Go through the entries and count the lines with the string "Erie" in them. Give only that number.

-- start --

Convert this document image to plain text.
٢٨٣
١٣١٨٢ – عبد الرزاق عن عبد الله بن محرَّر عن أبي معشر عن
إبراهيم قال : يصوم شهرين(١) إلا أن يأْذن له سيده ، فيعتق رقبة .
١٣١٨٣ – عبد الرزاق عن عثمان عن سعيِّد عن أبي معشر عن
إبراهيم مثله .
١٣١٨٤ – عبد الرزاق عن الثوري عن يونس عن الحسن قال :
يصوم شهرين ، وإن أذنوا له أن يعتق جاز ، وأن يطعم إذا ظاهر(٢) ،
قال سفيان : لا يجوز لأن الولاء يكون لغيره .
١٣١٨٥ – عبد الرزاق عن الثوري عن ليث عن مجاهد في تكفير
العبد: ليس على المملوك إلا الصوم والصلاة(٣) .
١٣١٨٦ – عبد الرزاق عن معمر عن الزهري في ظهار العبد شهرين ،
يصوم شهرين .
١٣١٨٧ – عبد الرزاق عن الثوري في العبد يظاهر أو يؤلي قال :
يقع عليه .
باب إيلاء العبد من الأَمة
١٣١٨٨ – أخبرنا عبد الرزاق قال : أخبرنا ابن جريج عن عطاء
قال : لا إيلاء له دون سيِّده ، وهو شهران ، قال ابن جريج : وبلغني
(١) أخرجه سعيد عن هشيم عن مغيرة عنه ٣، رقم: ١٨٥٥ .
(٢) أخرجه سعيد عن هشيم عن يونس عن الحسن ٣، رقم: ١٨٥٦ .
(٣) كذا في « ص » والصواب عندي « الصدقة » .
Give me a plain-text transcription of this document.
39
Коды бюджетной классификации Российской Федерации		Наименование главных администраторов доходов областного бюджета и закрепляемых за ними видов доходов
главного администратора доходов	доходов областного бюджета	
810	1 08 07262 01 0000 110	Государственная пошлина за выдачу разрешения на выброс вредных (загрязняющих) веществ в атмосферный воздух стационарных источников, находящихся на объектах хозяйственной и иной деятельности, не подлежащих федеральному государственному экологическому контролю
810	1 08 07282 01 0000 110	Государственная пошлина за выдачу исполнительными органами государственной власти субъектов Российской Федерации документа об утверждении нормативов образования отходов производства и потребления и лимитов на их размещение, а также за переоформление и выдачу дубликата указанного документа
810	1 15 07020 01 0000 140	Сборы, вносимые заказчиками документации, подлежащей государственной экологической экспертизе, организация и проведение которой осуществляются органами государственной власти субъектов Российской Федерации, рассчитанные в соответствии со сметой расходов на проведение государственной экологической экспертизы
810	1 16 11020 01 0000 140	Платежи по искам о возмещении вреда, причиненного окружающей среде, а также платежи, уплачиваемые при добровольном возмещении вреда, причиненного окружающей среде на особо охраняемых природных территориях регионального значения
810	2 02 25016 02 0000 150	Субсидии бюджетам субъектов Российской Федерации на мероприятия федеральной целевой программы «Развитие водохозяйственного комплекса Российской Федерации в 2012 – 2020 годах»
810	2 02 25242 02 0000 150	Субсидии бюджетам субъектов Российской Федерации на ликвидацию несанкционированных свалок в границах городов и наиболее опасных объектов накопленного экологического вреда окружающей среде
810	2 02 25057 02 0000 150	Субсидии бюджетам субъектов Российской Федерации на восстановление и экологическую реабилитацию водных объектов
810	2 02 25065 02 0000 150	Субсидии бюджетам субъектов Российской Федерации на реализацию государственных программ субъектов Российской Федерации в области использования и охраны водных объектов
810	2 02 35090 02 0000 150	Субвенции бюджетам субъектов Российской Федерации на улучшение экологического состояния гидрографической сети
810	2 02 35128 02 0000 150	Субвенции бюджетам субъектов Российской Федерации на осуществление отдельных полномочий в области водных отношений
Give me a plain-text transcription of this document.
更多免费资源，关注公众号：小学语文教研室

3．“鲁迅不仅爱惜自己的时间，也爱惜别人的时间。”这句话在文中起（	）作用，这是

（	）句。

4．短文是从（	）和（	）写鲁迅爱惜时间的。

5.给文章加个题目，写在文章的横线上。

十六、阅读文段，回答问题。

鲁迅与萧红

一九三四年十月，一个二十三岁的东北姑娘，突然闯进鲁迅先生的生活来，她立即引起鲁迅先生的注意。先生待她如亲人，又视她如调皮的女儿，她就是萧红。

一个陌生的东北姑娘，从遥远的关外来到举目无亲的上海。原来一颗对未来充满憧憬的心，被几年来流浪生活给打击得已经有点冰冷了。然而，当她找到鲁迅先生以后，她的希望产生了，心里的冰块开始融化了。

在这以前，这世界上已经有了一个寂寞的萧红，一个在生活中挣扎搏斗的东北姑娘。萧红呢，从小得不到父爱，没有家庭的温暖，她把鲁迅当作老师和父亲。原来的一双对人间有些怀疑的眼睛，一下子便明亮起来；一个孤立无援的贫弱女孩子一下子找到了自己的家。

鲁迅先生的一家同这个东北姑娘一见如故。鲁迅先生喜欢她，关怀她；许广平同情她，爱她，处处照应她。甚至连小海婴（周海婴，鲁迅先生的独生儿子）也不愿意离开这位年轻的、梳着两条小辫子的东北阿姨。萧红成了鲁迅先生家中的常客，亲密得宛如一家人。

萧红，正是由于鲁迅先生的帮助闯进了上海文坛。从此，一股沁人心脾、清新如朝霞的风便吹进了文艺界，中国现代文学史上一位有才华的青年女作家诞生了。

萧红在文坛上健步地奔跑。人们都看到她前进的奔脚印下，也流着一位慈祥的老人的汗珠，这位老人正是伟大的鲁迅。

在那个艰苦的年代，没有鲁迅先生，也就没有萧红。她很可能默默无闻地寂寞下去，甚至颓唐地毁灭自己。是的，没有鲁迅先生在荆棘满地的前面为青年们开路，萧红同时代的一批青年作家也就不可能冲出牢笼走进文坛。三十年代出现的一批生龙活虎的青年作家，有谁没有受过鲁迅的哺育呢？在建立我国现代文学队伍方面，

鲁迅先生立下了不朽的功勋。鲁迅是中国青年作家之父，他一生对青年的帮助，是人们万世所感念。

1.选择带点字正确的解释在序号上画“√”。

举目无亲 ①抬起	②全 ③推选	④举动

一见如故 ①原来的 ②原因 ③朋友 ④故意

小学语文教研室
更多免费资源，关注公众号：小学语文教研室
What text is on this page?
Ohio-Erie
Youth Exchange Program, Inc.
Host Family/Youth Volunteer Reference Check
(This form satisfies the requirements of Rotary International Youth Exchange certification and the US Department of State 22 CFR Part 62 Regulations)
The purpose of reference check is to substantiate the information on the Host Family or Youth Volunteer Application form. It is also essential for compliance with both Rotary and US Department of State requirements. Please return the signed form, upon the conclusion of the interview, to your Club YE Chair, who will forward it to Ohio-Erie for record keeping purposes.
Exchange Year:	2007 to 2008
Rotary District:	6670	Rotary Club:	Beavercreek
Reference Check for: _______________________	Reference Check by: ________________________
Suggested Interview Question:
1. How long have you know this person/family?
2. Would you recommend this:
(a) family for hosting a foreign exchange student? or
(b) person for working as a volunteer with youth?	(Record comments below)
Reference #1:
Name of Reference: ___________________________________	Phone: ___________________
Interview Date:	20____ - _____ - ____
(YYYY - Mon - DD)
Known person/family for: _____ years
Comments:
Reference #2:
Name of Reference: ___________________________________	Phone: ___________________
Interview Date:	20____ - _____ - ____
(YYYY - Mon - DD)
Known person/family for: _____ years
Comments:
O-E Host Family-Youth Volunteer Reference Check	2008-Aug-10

-- end --

The output ▸ 2